▶ Written request
Take the listing and print it in full, exactly as given.

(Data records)

===============

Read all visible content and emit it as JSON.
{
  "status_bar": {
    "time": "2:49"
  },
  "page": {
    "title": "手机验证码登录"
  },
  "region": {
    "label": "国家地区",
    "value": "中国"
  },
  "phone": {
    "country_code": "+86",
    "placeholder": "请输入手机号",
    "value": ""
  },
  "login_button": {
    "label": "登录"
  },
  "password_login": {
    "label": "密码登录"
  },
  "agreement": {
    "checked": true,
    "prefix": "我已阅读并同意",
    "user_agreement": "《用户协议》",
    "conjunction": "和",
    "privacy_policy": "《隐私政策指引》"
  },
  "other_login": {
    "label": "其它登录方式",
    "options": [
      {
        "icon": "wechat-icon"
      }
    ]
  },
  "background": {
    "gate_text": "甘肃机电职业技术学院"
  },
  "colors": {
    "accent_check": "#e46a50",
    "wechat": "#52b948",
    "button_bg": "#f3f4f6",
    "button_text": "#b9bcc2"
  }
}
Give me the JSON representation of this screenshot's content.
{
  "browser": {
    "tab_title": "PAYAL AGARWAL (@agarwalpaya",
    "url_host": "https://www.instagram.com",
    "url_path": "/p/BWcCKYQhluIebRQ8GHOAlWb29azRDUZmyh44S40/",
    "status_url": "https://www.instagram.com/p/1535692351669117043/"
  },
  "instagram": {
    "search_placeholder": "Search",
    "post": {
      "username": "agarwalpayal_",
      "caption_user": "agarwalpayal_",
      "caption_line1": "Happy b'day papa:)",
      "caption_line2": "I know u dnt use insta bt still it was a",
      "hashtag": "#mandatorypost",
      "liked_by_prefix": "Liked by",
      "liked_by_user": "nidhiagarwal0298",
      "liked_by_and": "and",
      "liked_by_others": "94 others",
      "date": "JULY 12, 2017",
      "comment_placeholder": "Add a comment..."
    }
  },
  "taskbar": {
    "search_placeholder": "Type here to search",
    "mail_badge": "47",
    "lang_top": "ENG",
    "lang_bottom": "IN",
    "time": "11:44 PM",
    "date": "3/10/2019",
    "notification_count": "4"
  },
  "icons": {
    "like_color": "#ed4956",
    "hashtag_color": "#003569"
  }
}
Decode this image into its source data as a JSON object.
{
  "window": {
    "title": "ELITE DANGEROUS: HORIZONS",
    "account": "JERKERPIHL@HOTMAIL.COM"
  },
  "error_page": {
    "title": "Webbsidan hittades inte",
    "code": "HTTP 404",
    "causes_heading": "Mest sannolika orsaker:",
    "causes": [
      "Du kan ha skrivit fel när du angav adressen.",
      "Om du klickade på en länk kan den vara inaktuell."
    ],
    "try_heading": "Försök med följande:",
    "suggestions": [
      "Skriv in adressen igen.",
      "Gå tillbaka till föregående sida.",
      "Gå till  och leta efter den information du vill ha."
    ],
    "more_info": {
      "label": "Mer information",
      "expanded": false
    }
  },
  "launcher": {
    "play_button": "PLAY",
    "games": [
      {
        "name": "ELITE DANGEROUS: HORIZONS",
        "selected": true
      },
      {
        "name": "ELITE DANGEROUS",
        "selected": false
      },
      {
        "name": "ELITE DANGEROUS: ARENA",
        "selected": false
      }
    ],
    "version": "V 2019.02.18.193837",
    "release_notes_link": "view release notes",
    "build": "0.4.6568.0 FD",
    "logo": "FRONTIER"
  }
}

===============

▶ Reply to the task
Read all visible content and emit it as JSON.
{
  "status_bar": {
    "time": "2:49"
  },
  "page": {
    "title": "手机验证码登录"
  },
  "region": {
    "label": "国家地区",
    "value": "中国"
  },
  "phone": {
    "country_code": "+86",
    "placeholder": "请输入手机号",
    "value": ""
  },
  "login_button": {
    "label": "登录"
  },
  "password_login": {
    "label": "密码登录"
  },
  "agreement": {
    "checked": true,
    "prefix": "我已阅读并同意",
    "user_agreement": "《用户协议》",
    "conjunction": "和",
    "privacy_policy": "《隐私政策指引》"
  },
  "other_login": {
    "label": "其它登录方式",
    "options": [
      {
        "icon": "wechat-icon"
      }
    ]
  },
  "background": {
    "gate_text": "甘肃机电职业技术学院"
  },
  "colors": {
    "accent_check": "#e46a50",
    "wechat": "#52b948",
    "button_bg": "#f3f4f6",
    "button_text": "#b9bcc2"
  }
}
Give me the JSON representation of this screenshot's content.
{
  "browser": {
    "tab_title": "PAYAL AGARWAL (@agarwalpaya",
    "url_host": "https://www.instagram.com",
    "url_path": "/p/BWcCKYQhluIebRQ8GHOAlWb29azRDUZmyh44S40/",
    "status_url": "https://www.instagram.com/p/1535692351669117043/"
  },
  "instagram": {
    "search_placeholder": "Search",
    "post": {
      "username": "agarwalpayal_",
      "caption_user": "agarwalpayal_",
      "caption_line1": "Happy b'day papa:)",
      "caption_line2": "I know u dnt use insta bt still it was a",
      "hashtag": "#mandatorypost",
      "liked_by_prefix": "Liked by",
      "liked_by_user": "nidhiagarwal0298",
      "liked_by_and": "and",
      "liked_by_others": "94 others",
      "date": "JULY 12, 2017",
      "comment_placeholder": "Add a comment..."
    }
  },
  "taskbar": {
    "search_placeholder": "Type here to search",
    "mail_badge": "47",
    "lang_top": "ENG",
    "lang_bottom": "IN",
    "time": "11:44 PM",
    "date": "3/10/2019",
    "notification_count": "4"
  },
  "icons": {
    "like_color": "#ed4956",
    "hashtag_color": "#003569"
  }
}
Decode this image into its source data as a JSON object.
{
  "window": {
    "title": "ELITE DANGEROUS: HORIZONS",
    "account": "JERKERPIHL@HOTMAIL.COM"
  },
  "error_page": {
    "title": "Webbsidan hittades inte",
    "code": "HTTP 404",
    "causes_heading": "Mest sannolika orsaker:",
    "causes": [
      "Du kan ha skrivit fel när du angav adressen.",
      "Om du klickade på en länk kan den vara inaktuell."
    ],
    "try_heading": "Försök med följande:",
    "suggestions": [
      "Skriv in adressen igen.",
      "Gå tillbaka till föregående sida.",
      "Gå till  och leta efter den information du vill ha."
    ],
    "more_info": {
      "label": "Mer information",
      "expanded": false
    }
  },
  "launcher": {
    "play_button": "PLAY",
    "games": [
      {
        "name": "ELITE DANGEROUS: HORIZONS",
        "selected": true
      },
      {
        "name": "ELITE DANGEROUS",
        "selected": false
      },
      {
        "name": "ELITE DANGEROUS: ARENA",
        "selected": false
      }
    ],
    "version": "V 2019.02.18.193837",
    "release_notes_link": "view release notes",
    "build": "0.4.6568.0 FD",
    "logo": "FRONTIER"
  }
}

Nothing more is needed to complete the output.